Information given —
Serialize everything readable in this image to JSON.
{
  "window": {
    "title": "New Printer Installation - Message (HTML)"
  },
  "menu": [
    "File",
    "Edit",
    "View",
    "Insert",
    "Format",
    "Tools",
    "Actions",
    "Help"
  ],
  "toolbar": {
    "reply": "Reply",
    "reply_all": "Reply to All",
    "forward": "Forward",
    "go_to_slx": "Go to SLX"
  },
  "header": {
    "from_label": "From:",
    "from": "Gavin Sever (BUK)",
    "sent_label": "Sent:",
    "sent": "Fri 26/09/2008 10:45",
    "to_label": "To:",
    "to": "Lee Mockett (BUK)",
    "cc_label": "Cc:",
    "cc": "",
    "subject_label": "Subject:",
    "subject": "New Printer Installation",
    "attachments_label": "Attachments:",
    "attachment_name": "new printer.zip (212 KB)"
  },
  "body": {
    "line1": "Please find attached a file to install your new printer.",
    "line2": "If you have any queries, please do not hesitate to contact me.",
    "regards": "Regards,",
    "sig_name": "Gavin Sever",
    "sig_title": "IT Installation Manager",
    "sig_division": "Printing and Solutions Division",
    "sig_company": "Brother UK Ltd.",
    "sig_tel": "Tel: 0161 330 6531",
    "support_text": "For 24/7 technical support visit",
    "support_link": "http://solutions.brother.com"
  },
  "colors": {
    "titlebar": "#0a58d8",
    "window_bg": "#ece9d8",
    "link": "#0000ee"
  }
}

Problem to solve —
Your task is to repeat every entry exactly.

Response for this exercise —
Serialize everything readable in this image to JSON.
{
  "window": {
    "title": "New Printer Installation - Message (HTML)"
  },
  "menu": [
    "File",
    "Edit",
    "View",
    "Insert",
    "Format",
    "Tools",
    "Actions",
    "Help"
  ],
  "toolbar": {
    "reply": "Reply",
    "reply_all": "Reply to All",
    "forward": "Forward",
    "go_to_slx": "Go to SLX"
  },
  "header": {
    "from_label": "From:",
    "from": "Gavin Sever (BUK)",
    "sent_label": "Sent:",
    "sent": "Fri 26/09/2008 10:45",
    "to_label": "To:",
    "to": "Lee Mockett (BUK)",
    "cc_label": "Cc:",
    "cc": "",
    "subject_label": "Subject:",
    "subject": "New Printer Installation",
    "attachments_label": "Attachments:",
    "attachment_name": "new printer.zip (212 KB)"
  },
  "body": {
    "line1": "Please find attached a file to install your new printer.",
    "line2": "If you have any queries, please do not hesitate to contact me.",
    "regards": "Regards,",
    "sig_name": "Gavin Sever",
    "sig_title": "IT Installation Manager",
    "sig_division": "Printing and Solutions Division",
    "sig_company": "Brother UK Ltd.",
    "sig_tel": "Tel: 0161 330 6531",
    "support_text": "For 24/7 technical support visit",
    "support_link": "http://solutions.brother.com"
  },
  "colors": {
    "titlebar": "#0a58d8",
    "window_bg": "#ece9d8",
    "link": "#0000ee"
  }
}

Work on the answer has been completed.